▶ [Page excerpt]:

The term Cartel of the Suns was first used in 1993 as a journalistic label following a political scandal involving Venezuelan military officials who were implicated in a CIA plot to smuggle cocaine into the United States in order to infiltrate Colombian cartels. The term was inspired by the "soles" (sun emblems) on Venezuelan generals' uniforms. Apart from drug trafficking, members of the Venezuelan Armed Forces have also been linked to illegal mining, money laundering, and smuggling raw materials such as oil, or gold.

While multiple incidents of Venezuelan Armed Forces members or Bolivarian Republic officials participating in drug trafficking have been documented, the US allegation that the Cartel of the Suns constitutes a formal organization or organized network led by Venezuelan president Nicolás Maduro has generally been rejected by independent experts as unsubstantiated. The subsequent designation of Cartel of the Suns as a Foreign Terrorist Organization was criticized as providing a potential legal rationale for regime change in Venezuela, coinciding with a significant US military buildup in the region.

▶ [Problem set]:
1) According to the passage on the Cartel of the Suns, in what year was that term first used?
2) Using the passage on the Cartel of the Suns, explain why the label refers to suns.
3) Please write a continuation of the passage on the Cartel of the Suns, beginning after its final sentence.
The material that comes after this passage has no connection to it.

▶ [Given data]:
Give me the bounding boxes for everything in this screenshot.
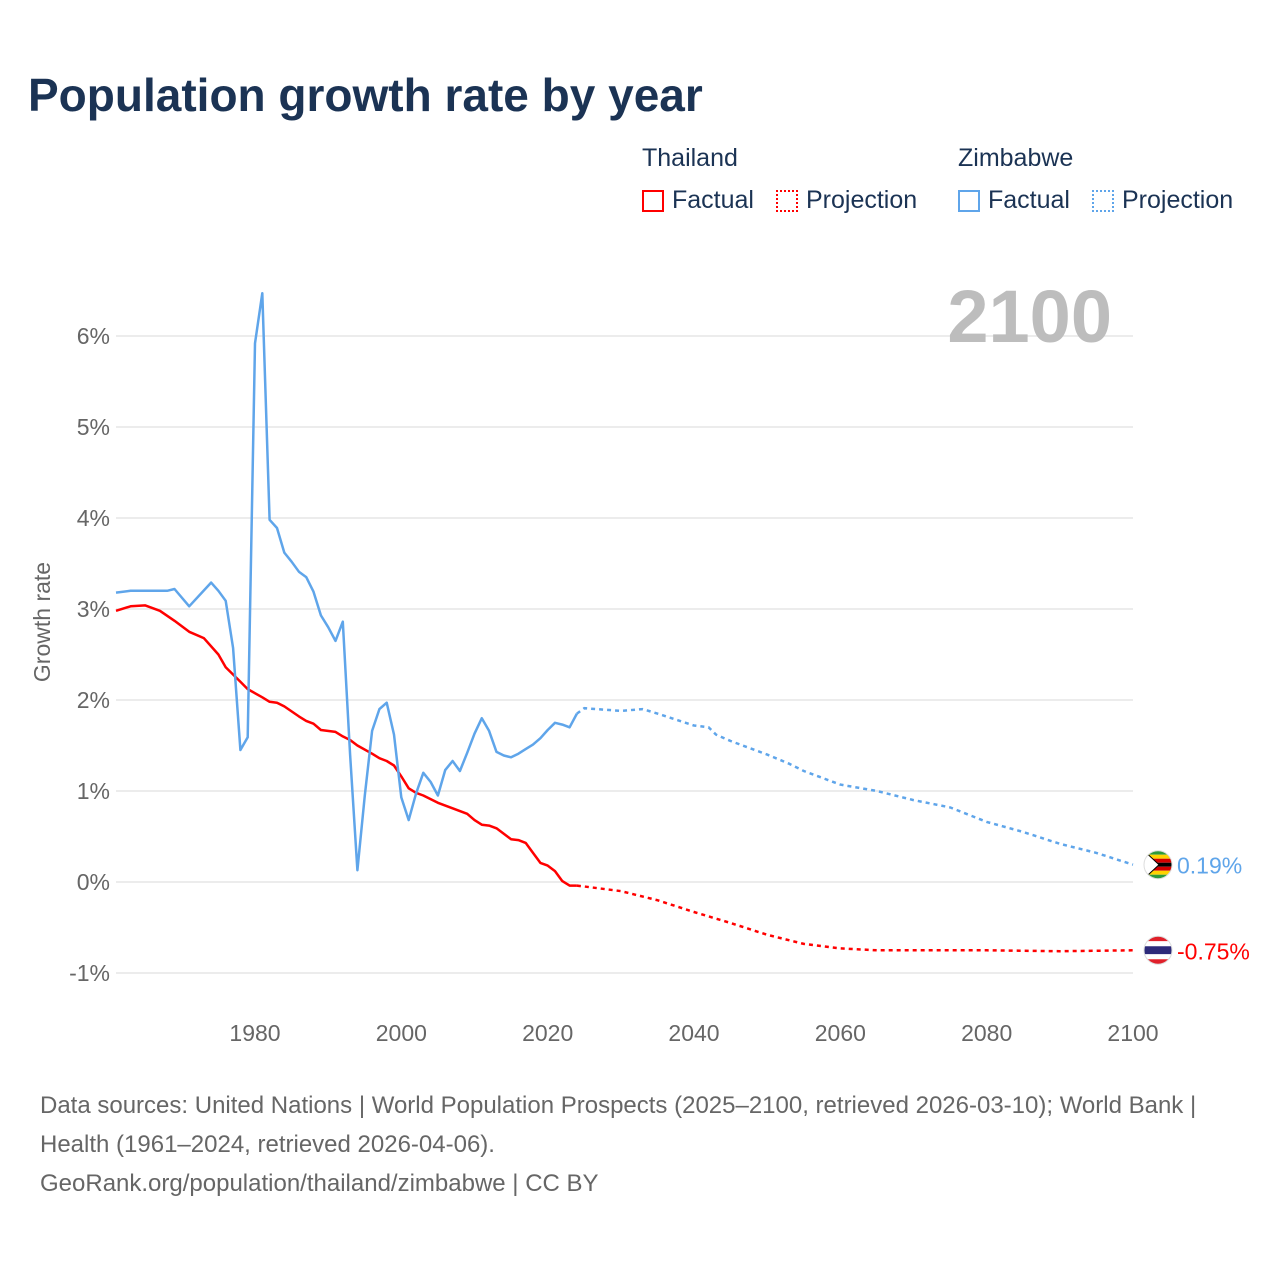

▶ [The replies]:
1) 1993.

2) The name came from the "soles," the sun emblems worn on Venezuelan generals' uniforms.

3)
After Maduro's capture by the United States in January 2026 (Operation Absolute Resolve), the US Department of Justice issued a revised indictment against him that abandoned the characterization of the Cartel de los Soles as a formal organization and instead described his oversight of a "patronage system" and "culture of corruption" funded by drug trafficking. US secretary of state Marco Rubio continued to refer to the Cartel of the Suns as a drug cartel.

==History==

In 1993, the term Cartel de los Soles or "Cartel of the Suns" was first used when two National Guard generals of the Anti-Drug National Command, Ramón Guillén Dávila and Orlando Hernández Villegas, were investigated for alleged drug trafficking crimes. It was discovered that Guillén approved a cocaine shipment from Venezuela to the United States, following demands from undercover CIA agents, which sought to infiltrate Colombian gangs trafficking cocaine into the United States. Thor Halvorssen, the anti-drug commissioner in Venezuela, defended Guillén's innocence regarding the cocaine shipment.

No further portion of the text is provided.